WORK TO BE COMPLETED:
Extract all of the data and reproduce it precisely.

PROVIDED ENTRIES:
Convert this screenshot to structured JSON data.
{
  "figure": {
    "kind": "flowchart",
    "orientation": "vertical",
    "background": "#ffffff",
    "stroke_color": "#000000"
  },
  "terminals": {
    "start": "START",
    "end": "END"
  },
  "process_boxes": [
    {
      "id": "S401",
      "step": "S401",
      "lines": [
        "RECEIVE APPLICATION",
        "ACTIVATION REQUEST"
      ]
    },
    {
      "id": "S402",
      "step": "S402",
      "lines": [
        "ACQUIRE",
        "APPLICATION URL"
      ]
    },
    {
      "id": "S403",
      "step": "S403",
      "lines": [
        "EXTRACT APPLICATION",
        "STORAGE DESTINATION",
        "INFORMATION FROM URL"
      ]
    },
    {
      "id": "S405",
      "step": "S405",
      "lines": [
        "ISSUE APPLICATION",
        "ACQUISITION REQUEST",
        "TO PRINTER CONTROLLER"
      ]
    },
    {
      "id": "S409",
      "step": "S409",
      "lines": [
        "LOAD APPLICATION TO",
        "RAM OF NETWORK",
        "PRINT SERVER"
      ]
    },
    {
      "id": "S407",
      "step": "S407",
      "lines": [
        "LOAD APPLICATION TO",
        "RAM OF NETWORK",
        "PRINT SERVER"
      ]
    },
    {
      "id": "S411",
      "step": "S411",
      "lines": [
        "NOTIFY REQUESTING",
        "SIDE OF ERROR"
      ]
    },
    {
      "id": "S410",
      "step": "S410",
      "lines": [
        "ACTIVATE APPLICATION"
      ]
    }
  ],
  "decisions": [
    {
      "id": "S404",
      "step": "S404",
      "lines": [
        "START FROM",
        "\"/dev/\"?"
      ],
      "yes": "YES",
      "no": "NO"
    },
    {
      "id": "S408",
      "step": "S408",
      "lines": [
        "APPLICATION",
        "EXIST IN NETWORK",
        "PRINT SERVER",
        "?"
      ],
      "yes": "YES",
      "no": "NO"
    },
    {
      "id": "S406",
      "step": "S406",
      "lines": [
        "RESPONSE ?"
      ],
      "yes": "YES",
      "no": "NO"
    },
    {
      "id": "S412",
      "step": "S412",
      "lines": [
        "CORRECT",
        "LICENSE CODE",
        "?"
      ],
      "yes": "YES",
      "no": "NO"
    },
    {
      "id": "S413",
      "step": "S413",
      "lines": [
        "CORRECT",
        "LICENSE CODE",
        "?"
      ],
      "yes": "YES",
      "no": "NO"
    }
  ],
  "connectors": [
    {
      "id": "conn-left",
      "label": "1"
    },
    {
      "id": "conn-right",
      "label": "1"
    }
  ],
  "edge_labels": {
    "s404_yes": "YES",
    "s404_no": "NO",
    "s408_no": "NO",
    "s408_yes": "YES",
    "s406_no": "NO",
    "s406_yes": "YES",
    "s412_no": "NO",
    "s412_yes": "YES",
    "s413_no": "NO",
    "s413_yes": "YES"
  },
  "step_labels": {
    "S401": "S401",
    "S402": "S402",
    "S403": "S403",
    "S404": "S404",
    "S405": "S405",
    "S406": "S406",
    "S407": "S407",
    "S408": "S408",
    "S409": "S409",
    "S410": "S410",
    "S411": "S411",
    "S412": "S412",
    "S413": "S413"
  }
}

REPLY TO THE TASK:
Convert this screenshot to structured JSON data.
{
  "figure": {
    "kind": "flowchart",
    "orientation": "vertical",
    "background": "#ffffff",
    "stroke_color": "#000000"
  },
  "terminals": {
    "start": "START",
    "end": "END"
  },
  "process_boxes": [
    {
      "id": "S401",
      "step": "S401",
      "lines": [
        "RECEIVE APPLICATION",
        "ACTIVATION REQUEST"
      ]
    },
    {
      "id": "S402",
      "step": "S402",
      "lines": [
        "ACQUIRE",
        "APPLICATION URL"
      ]
    },
    {
      "id": "S403",
      "step": "S403",
      "lines": [
        "EXTRACT APPLICATION",
        "STORAGE DESTINATION",
        "INFORMATION FROM URL"
      ]
    },
    {
      "id": "S405",
      "step": "S405",
      "lines": [
        "ISSUE APPLICATION",
        "ACQUISITION REQUEST",
        "TO PRINTER CONTROLLER"
      ]
    },
    {
      "id": "S409",
      "step": "S409",
      "lines": [
        "LOAD APPLICATION TO",
        "RAM OF NETWORK",
        "PRINT SERVER"
      ]
    },
    {
      "id": "S407",
      "step": "S407",
      "lines": [
        "LOAD APPLICATION TO",
        "RAM OF NETWORK",
        "PRINT SERVER"
      ]
    },
    {
      "id": "S411",
      "step": "S411",
      "lines": [
        "NOTIFY REQUESTING",
        "SIDE OF ERROR"
      ]
    },
    {
      "id": "S410",
      "step": "S410",
      "lines": [
        "ACTIVATE APPLICATION"
      ]
    }
  ],
  "decisions": [
    {
      "id": "S404",
      "step": "S404",
      "lines": [
        "START FROM",
        "\"/dev/\"?"
      ],
      "yes": "YES",
      "no": "NO"
    },
    {
      "id": "S408",
      "step": "S408",
      "lines": [
        "APPLICATION",
        "EXIST IN NETWORK",
        "PRINT SERVER",
        "?"
      ],
      "yes": "YES",
      "no": "NO"
    },
    {
      "id": "S406",
      "step": "S406",
      "lines": [
        "RESPONSE ?"
      ],
      "yes": "YES",
      "no": "NO"
    },
    {
      "id": "S412",
      "step": "S412",
      "lines": [
        "CORRECT",
        "LICENSE CODE",
        "?"
      ],
      "yes": "YES",
      "no": "NO"
    },
    {
      "id": "S413",
      "step": "S413",
      "lines": [
        "CORRECT",
        "LICENSE CODE",
        "?"
      ],
      "yes": "YES",
      "no": "NO"
    }
  ],
  "connectors": [
    {
      "id": "conn-left",
      "label": "1"
    },
    {
      "id": "conn-right",
      "label": "1"
    }
  ],
  "edge_labels": {
    "s404_yes": "YES",
    "s404_no": "NO",
    "s408_no": "NO",
    "s408_yes": "YES",
    "s406_no": "NO",
    "s406_yes": "YES",
    "s412_no": "NO",
    "s412_yes": "YES",
    "s413_no": "NO",
    "s413_yes": "YES"
  },
  "step_labels": {
    "S401": "S401",
    "S402": "S402",
    "S403": "S403",
    "S404": "S404",
    "S405": "S405",
    "S406": "S406",
    "S407": "S407",
    "S408": "S408",
    "S409": "S409",
    "S410": "S410",
    "S411": "S411",
    "S412": "S412",
    "S413": "S413"
  }
}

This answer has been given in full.